**Records supplied:**
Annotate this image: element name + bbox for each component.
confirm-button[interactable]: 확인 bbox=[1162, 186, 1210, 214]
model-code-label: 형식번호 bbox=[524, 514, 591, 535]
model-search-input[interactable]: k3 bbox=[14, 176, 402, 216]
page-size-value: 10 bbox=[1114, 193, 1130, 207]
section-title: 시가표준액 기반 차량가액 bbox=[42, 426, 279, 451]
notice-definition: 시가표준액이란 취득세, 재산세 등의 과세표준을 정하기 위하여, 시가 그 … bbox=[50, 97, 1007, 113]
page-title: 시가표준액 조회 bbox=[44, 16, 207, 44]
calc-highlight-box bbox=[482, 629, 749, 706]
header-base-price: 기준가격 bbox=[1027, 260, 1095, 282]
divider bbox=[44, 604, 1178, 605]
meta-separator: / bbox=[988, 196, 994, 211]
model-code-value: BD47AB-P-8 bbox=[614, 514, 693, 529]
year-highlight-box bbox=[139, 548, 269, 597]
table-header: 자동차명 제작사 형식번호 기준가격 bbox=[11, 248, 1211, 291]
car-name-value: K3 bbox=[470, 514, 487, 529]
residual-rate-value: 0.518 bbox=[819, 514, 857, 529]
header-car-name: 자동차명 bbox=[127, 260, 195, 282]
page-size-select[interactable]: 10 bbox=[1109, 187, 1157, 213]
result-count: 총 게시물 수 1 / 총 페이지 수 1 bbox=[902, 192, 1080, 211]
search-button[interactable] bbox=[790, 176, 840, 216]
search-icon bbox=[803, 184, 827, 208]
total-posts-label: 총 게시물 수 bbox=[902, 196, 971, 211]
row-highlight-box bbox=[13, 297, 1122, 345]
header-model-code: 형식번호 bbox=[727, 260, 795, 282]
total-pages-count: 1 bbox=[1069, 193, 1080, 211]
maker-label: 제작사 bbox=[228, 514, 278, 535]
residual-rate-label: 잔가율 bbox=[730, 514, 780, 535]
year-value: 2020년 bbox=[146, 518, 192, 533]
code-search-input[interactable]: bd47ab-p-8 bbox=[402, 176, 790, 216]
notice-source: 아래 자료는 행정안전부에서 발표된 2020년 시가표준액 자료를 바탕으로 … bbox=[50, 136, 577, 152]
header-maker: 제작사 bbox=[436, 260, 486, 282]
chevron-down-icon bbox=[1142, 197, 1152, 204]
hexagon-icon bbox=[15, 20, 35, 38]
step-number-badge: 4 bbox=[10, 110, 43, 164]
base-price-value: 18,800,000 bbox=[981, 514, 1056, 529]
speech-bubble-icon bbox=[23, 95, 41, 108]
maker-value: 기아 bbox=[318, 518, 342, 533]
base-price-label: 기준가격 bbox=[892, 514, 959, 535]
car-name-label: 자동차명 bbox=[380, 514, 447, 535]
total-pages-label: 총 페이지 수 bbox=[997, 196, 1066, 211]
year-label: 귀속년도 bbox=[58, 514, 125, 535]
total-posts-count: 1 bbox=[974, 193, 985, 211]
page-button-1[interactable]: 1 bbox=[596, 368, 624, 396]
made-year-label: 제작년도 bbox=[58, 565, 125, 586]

**Challenge:** Convert the listing lines into a JSON list of strings with one string per line and blank lines omitted. Start at the first line of the listing and end after the line containing "car-name-value: K3 bbox=[470, 514, 487, 529]".

**The response:**
[
  "Annotate this image: element name + bbox for each component.",
  "confirm-button[interactable]: 확인 bbox=[1162, 186, 1210, 214]",
  "model-code-label: 형식번호 bbox=[524, 514, 591, 535]",
  "model-search-input[interactable]: k3 bbox=[14, 176, 402, 216]",
  "page-size-value: 10 bbox=[1114, 193, 1130, 207]",
  "section-title: 시가표준액 기반 차량가액 bbox=[42, 426, 279, 451]",
  "notice-definition: 시가표준액이란 취득세, 재산세 등의 과세표준을 정하기 위하여, 시가 그 … bbox=[50, 97, 1007, 113]",
  "page-title: 시가표준액 조회 bbox=[44, 16, 207, 44]",
  "calc-highlight-box bbox=[482, 629, 749, 706]",
  "header-base-price: 기준가격 bbox=[1027, 260, 1095, 282]",
  "divider bbox=[44, 604, 1178, 605]",
  "meta-separator: / bbox=[988, 196, 994, 211]",
  "model-code-value: BD47AB-P-8 bbox=[614, 514, 693, 529]",
  "year-highlight-box bbox=[139, 548, 269, 597]",
  "table-header: 자동차명 제작사 형식번호 기준가격 bbox=[11, 248, 1211, 291]",
  "car-name-value: K3 bbox=[470, 514, 487, 529]"
]